(Dataset listings of figures)
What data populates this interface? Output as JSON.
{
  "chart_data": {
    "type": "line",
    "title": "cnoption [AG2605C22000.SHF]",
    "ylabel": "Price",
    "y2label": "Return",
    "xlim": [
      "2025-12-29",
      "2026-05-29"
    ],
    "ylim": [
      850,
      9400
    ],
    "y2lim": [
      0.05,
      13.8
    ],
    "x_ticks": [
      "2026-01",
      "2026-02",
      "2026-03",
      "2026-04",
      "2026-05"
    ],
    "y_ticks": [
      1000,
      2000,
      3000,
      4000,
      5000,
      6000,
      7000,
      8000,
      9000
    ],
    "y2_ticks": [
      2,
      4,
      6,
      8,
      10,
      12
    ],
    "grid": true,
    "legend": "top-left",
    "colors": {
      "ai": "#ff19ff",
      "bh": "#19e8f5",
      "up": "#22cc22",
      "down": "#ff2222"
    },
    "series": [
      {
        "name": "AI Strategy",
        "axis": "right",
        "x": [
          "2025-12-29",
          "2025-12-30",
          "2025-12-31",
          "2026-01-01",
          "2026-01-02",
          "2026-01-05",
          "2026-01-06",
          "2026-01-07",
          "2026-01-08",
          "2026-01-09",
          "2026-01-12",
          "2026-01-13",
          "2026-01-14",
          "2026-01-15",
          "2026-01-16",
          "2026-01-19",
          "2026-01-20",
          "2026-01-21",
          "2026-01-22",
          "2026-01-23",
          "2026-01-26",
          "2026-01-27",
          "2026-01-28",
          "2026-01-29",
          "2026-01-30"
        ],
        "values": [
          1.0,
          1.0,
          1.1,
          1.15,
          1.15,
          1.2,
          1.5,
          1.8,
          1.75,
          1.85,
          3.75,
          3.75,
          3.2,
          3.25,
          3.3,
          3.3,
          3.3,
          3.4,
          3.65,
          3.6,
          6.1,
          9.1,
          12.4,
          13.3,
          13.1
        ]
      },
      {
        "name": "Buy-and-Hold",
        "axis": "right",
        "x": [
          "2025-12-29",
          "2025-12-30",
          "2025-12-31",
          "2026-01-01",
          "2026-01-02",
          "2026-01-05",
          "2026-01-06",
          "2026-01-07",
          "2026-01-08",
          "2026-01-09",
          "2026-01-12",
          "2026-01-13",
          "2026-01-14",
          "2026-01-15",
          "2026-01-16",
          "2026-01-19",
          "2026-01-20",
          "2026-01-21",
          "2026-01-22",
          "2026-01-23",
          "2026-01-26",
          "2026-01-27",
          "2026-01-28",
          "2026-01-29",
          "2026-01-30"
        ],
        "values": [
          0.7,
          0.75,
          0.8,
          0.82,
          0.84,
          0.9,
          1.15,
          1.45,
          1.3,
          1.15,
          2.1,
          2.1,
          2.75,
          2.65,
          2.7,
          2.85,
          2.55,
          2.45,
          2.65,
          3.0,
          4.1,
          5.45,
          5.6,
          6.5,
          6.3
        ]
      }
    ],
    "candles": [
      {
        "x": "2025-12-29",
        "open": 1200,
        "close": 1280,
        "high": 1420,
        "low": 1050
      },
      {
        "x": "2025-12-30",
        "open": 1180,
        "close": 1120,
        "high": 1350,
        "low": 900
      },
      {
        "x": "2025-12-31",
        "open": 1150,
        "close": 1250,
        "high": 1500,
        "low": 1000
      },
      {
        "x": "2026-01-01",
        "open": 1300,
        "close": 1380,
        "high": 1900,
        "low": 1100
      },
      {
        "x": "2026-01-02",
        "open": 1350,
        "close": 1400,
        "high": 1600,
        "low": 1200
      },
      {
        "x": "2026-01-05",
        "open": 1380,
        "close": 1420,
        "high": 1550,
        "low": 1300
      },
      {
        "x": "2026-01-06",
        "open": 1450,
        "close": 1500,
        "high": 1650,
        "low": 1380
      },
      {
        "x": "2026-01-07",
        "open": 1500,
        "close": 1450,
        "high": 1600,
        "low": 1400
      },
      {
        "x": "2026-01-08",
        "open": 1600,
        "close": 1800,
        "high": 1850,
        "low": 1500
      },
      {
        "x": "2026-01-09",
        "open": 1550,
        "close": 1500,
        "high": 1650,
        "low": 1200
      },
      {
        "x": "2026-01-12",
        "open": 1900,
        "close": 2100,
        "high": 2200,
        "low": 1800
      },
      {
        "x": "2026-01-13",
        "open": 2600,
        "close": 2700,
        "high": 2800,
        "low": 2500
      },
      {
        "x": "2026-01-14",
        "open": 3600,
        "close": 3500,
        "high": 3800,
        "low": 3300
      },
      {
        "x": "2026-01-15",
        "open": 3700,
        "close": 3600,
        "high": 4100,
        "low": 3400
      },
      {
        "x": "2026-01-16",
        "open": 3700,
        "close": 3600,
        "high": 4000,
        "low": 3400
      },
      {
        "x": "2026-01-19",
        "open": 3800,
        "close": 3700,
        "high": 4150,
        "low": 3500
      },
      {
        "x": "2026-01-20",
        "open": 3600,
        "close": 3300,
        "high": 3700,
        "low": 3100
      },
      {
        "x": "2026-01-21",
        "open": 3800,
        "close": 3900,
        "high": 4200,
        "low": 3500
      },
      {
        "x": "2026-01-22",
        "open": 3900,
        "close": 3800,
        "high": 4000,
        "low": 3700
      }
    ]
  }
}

_SET PROBLEM_:
Every entry needs to be retyped exactly.

_WORKED SOLUTION_:
What data populates this interface? Output as JSON.
{
  "chart_data": {
    "type": "line",
    "title": "cnoption [AG2605C22000.SHF]",
    "ylabel": "Price",
    "y2label": "Return",
    "xlim": [
      "2025-12-29",
      "2026-05-29"
    ],
    "ylim": [
      850,
      9400
    ],
    "y2lim": [
      0.05,
      13.8
    ],
    "x_ticks": [
      "2026-01",
      "2026-02",
      "2026-03",
      "2026-04",
      "2026-05"
    ],
    "y_ticks": [
      1000,
      2000,
      3000,
      4000,
      5000,
      6000,
      7000,
      8000,
      9000
    ],
    "y2_ticks": [
      2,
      4,
      6,
      8,
      10,
      12
    ],
    "grid": true,
    "legend": "top-left",
    "colors": {
      "ai": "#ff19ff",
      "bh": "#19e8f5",
      "up": "#22cc22",
      "down": "#ff2222"
    },
    "series": [
      {
        "name": "AI Strategy",
        "axis": "right",
        "x": [
          "2025-12-29",
          "2025-12-30",
          "2025-12-31",
          "2026-01-01",
          "2026-01-02",
          "2026-01-05",
          "2026-01-06",
          "2026-01-07",
          "2026-01-08",
          "2026-01-09",
          "2026-01-12",
          "2026-01-13",
          "2026-01-14",
          "2026-01-15",
          "2026-01-16",
          "2026-01-19",
          "2026-01-20",
          "2026-01-21",
          "2026-01-22",
          "2026-01-23",
          "2026-01-26",
          "2026-01-27",
          "2026-01-28",
          "2026-01-29",
          "2026-01-30"
        ],
        "values": [
          1.0,
          1.0,
          1.1,
          1.15,
          1.15,
          1.2,
          1.5,
          1.8,
          1.75,
          1.85,
          3.75,
          3.75,
          3.2,
          3.25,
          3.3,
          3.3,
          3.3,
          3.4,
          3.65,
          3.6,
          6.1,
          9.1,
          12.4,
          13.3,
          13.1
        ]
      },
      {
        "name": "Buy-and-Hold",
        "axis": "right",
        "x": [
          "2025-12-29",
          "2025-12-30",
          "2025-12-31",
          "2026-01-01",
          "2026-01-02",
          "2026-01-05",
          "2026-01-06",
          "2026-01-07",
          "2026-01-08",
          "2026-01-09",
          "2026-01-12",
          "2026-01-13",
          "2026-01-14",
          "2026-01-15",
          "2026-01-16",
          "2026-01-19",
          "2026-01-20",
          "2026-01-21",
          "2026-01-22",
          "2026-01-23",
          "2026-01-26",
          "2026-01-27",
          "2026-01-28",
          "2026-01-29",
          "2026-01-30"
        ],
        "values": [
          0.7,
          0.75,
          0.8,
          0.82,
          0.84,
          0.9,
          1.15,
          1.45,
          1.3,
          1.15,
          2.1,
          2.1,
          2.75,
          2.65,
          2.7,
          2.85,
          2.55,
          2.45,
          2.65,
          3.0,
          4.1,
          5.45,
          5.6,
          6.5,
          6.3
        ]
      }
    ],
    "candles": [
      {
        "x": "2025-12-29",
        "open": 1200,
        "close": 1280,
        "high": 1420,
        "low": 1050
      },
      {
        "x": "2025-12-30",
        "open": 1180,
        "close": 1120,
        "high": 1350,
        "low": 900
      },
      {
        "x": "2025-12-31",
        "open": 1150,
        "close": 1250,
        "high": 1500,
        "low": 1000
      },
      {
        "x": "2026-01-01",
        "open": 1300,
        "close": 1380,
        "high": 1900,
        "low": 1100
      },
      {
        "x": "2026-01-02",
        "open": 1350,
        "close": 1400,
        "high": 1600,
        "low": 1200
      },
      {
        "x": "2026-01-05",
        "open": 1380,
        "close": 1420,
        "high": 1550,
        "low": 1300
      },
      {
        "x": "2026-01-06",
        "open": 1450,
        "close": 1500,
        "high": 1650,
        "low": 1380
      },
      {
        "x": "2026-01-07",
        "open": 1500,
        "close": 1450,
        "high": 1600,
        "low": 1400
      },
      {
        "x": "2026-01-08",
        "open": 1600,
        "close": 1800,
        "high": 1850,
        "low": 1500
      },
      {
        "x": "2026-01-09",
        "open": 1550,
        "close": 1500,
        "high": 1650,
        "low": 1200
      },
      {
        "x": "2026-01-12",
        "open": 1900,
        "close": 2100,
        "high": 2200,
        "low": 1800
      },
      {
        "x": "2026-01-13",
        "open": 2600,
        "close": 2700,
        "high": 2800,
        "low": 2500
      },
      {
        "x": "2026-01-14",
        "open": 3600,
        "close": 3500,
        "high": 3800,
        "low": 3300
      },
      {
        "x": "2026-01-15",
        "open": 3700,
        "close": 3600,
        "high": 4100,
        "low": 3400
      },
      {
        "x": "2026-01-16",
        "open": 3700,
        "close": 3600,
        "high": 4000,
        "low": 3400
      },
      {
        "x": "2026-01-19",
        "open": 3800,
        "close": 3700,
        "high": 4150,
        "low": 3500
      },
      {
        "x": "2026-01-20",
        "open": 3600,
        "close": 3300,
        "high": 3700,
        "low": 3100
      },
      {
        "x": "2026-01-21",
        "open": 3800,
        "close": 3900,
        "high": 4200,
        "low": 3500
      },
      {
        "x": "2026-01-22",
        "open": 3900,
        "close": 3800,
        "high": 4000,
        "low": 3700
      }
    ]
  }
}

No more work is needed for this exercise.